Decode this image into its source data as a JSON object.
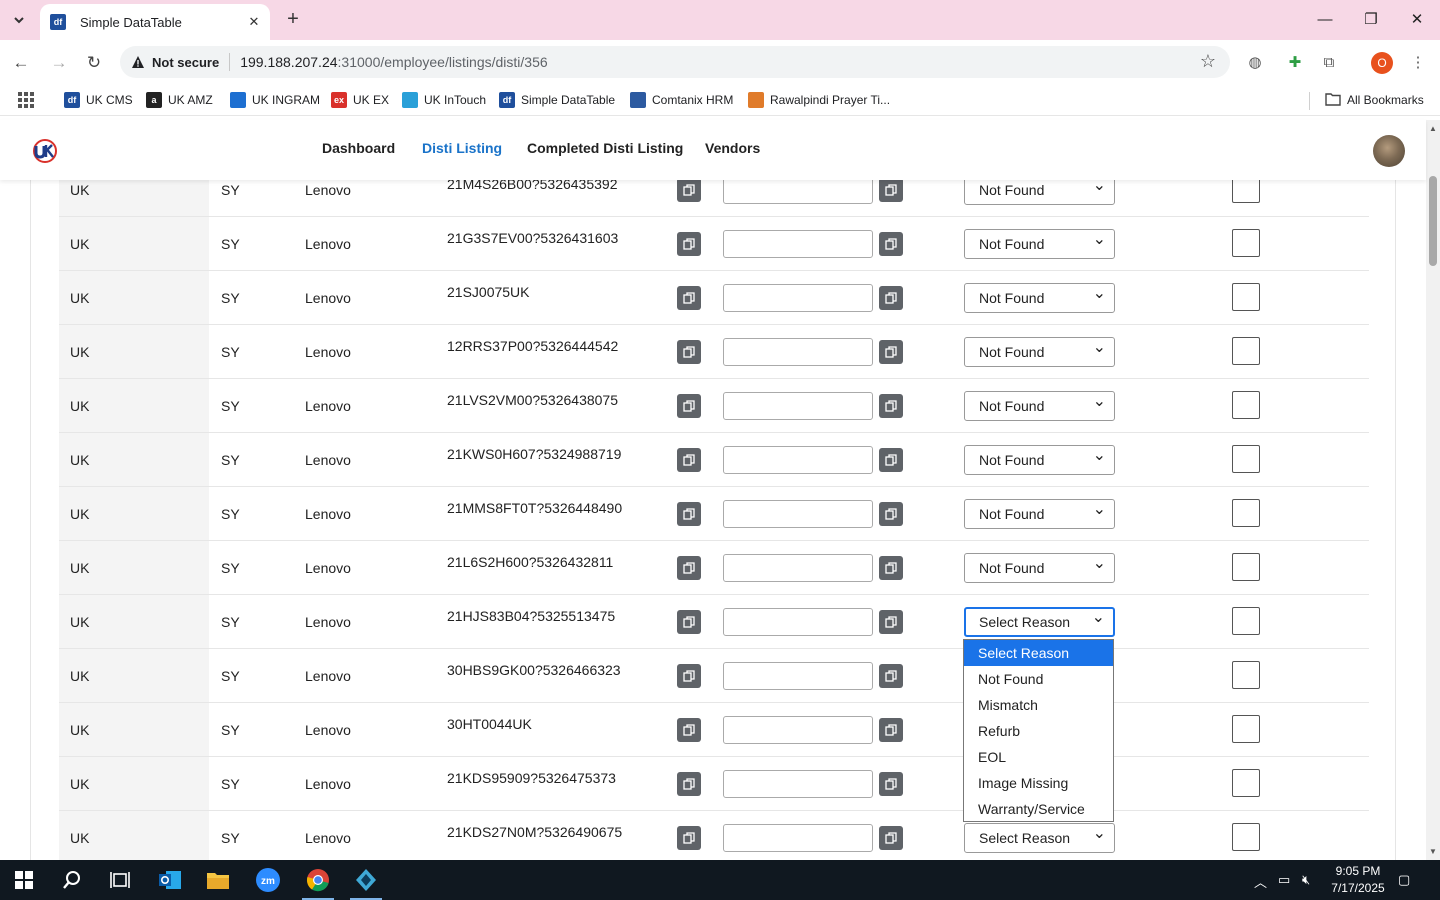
{
  "browser": {
    "tab_title": "Simple DataTable",
    "tab_favicon": "df",
    "security_label": "Not secure",
    "url_host": "199.188.207.24",
    "url_path": ":31000/employee/listings/disti/356",
    "profile_initial": "O",
    "bookmarks": [
      {
        "label": "UK CMS",
        "icon": "df",
        "color": "#1f4f9c"
      },
      {
        "label": "UK AMZ",
        "icon": "a",
        "color": "#222222"
      },
      {
        "label": "UK INGRAM",
        "icon": "ingram-icon",
        "color": "#1d6fd1"
      },
      {
        "label": "UK EX",
        "icon": "ex",
        "color": "#d9312b"
      },
      {
        "label": "UK InTouch",
        "icon": "intouch-icon",
        "color": "#2aa0d8"
      },
      {
        "label": "Simple DataTable",
        "icon": "df",
        "color": "#1f4f9c"
      },
      {
        "label": "Comtanix HRM",
        "icon": "comtanix-icon",
        "color": "#2c5aa0"
      },
      {
        "label": "Rawalpindi Prayer Ti...",
        "icon": "prayer-icon",
        "color": "#e07b2a"
      }
    ],
    "all_bookmarks_label": "All Bookmarks"
  },
  "header": {
    "nav": [
      {
        "label": "Dashboard",
        "active": false
      },
      {
        "label": "Disti Listing",
        "active": true
      },
      {
        "label": "Completed Disti Listing",
        "active": false
      },
      {
        "label": "Vendors",
        "active": false
      }
    ],
    "accent_color": "#1a73c9"
  },
  "rows": [
    {
      "region": "UK",
      "code": "SY",
      "brand": "Lenovo",
      "part": "21M4S26B00?5326435392",
      "reason": "Not Found"
    },
    {
      "region": "UK",
      "code": "SY",
      "brand": "Lenovo",
      "part": "21G3S7EV00?5326431603",
      "reason": "Not Found"
    },
    {
      "region": "UK",
      "code": "SY",
      "brand": "Lenovo",
      "part": "21SJ0075UK",
      "reason": "Not Found"
    },
    {
      "region": "UK",
      "code": "SY",
      "brand": "Lenovo",
      "part": "12RRS37P00?5326444542",
      "reason": "Not Found"
    },
    {
      "region": "UK",
      "code": "SY",
      "brand": "Lenovo",
      "part": "21LVS2VM00?5326438075",
      "reason": "Not Found"
    },
    {
      "region": "UK",
      "code": "SY",
      "brand": "Lenovo",
      "part": "21KWS0H607?5324988719",
      "reason": "Not Found"
    },
    {
      "region": "UK",
      "code": "SY",
      "brand": "Lenovo",
      "part": "21MMS8FT0T?5326448490",
      "reason": "Not Found"
    },
    {
      "region": "UK",
      "code": "SY",
      "brand": "Lenovo",
      "part": "21L6S2H600?5326432811",
      "reason": "Not Found"
    },
    {
      "region": "UK",
      "code": "SY",
      "brand": "Lenovo",
      "part": "21HJS83B04?5325513475",
      "reason": "Select Reason"
    },
    {
      "region": "UK",
      "code": "SY",
      "brand": "Lenovo",
      "part": "30HBS9GK00?5326466323",
      "reason": ""
    },
    {
      "region": "UK",
      "code": "SY",
      "brand": "Lenovo",
      "part": "30HT0044UK",
      "reason": ""
    },
    {
      "region": "UK",
      "code": "SY",
      "brand": "Lenovo",
      "part": "21KDS95909?5326475373",
      "reason": ""
    },
    {
      "region": "UK",
      "code": "SY",
      "brand": "Lenovo",
      "part": "21KDS27N0M?5326490675",
      "reason": "Select Reason"
    }
  ],
  "focused_row_index": 8,
  "dropdown": {
    "options": [
      "Select Reason",
      "Not Found",
      "Mismatch",
      "Refurb",
      "EOL",
      "Image Missing",
      "Warranty/Service"
    ],
    "highlighted_index": 0
  },
  "taskbar": {
    "time": "9:05 PM",
    "date": "7/17/2025",
    "apps": [
      "windows-start-icon",
      "search-icon",
      "task-view-icon",
      "outlook-icon",
      "file-explorer-icon",
      "zoom-icon",
      "chrome-icon",
      "app-icon"
    ]
  }
}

---+---

● **Problem statement**:
List every line above that contains the word "DataTable".

● **Worked solution**:
    "tab_title": "Simple DataTable",
        "label": "Simple DataTable",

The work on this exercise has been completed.